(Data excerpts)
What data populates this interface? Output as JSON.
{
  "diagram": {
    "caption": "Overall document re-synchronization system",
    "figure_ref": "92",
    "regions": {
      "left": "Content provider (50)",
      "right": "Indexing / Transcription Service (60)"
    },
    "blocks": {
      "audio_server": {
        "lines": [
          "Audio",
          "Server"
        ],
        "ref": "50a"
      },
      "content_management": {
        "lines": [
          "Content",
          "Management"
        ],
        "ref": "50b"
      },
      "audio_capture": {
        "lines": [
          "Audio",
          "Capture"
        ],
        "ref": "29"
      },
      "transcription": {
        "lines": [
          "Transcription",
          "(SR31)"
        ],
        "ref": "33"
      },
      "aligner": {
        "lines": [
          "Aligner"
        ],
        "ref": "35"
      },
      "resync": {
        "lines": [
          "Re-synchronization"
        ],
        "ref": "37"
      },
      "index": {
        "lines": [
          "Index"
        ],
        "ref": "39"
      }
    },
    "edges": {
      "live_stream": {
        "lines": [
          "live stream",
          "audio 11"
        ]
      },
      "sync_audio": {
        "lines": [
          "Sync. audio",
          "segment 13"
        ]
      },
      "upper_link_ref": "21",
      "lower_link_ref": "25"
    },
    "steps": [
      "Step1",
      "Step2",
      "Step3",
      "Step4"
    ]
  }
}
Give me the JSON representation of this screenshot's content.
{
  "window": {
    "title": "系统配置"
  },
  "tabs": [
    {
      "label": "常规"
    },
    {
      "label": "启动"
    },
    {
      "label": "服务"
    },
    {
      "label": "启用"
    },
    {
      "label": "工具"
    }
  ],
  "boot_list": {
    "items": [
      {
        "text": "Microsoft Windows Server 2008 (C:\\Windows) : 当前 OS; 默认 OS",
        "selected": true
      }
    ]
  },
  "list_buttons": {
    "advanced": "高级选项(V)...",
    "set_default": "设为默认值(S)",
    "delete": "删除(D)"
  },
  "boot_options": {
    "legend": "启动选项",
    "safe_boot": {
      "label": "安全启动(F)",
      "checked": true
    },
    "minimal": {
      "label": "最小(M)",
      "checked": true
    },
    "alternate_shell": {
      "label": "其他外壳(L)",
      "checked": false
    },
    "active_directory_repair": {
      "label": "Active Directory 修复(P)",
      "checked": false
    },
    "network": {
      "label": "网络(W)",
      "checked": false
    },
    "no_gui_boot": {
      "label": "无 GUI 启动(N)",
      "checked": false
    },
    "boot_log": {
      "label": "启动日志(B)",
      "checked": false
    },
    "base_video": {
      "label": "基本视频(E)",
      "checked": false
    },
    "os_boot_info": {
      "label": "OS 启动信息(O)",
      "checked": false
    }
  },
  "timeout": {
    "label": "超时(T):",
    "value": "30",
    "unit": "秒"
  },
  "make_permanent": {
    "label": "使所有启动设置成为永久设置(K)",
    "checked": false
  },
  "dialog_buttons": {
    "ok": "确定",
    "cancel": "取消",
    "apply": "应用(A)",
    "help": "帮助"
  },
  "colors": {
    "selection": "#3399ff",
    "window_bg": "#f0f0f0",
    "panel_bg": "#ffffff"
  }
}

### Task goal:
Filter the data, keeping only the lines that contain "this".

### Exercise output:
What data populates this interface? Output as JSON.
Give me the JSON representation of this screenshot's content.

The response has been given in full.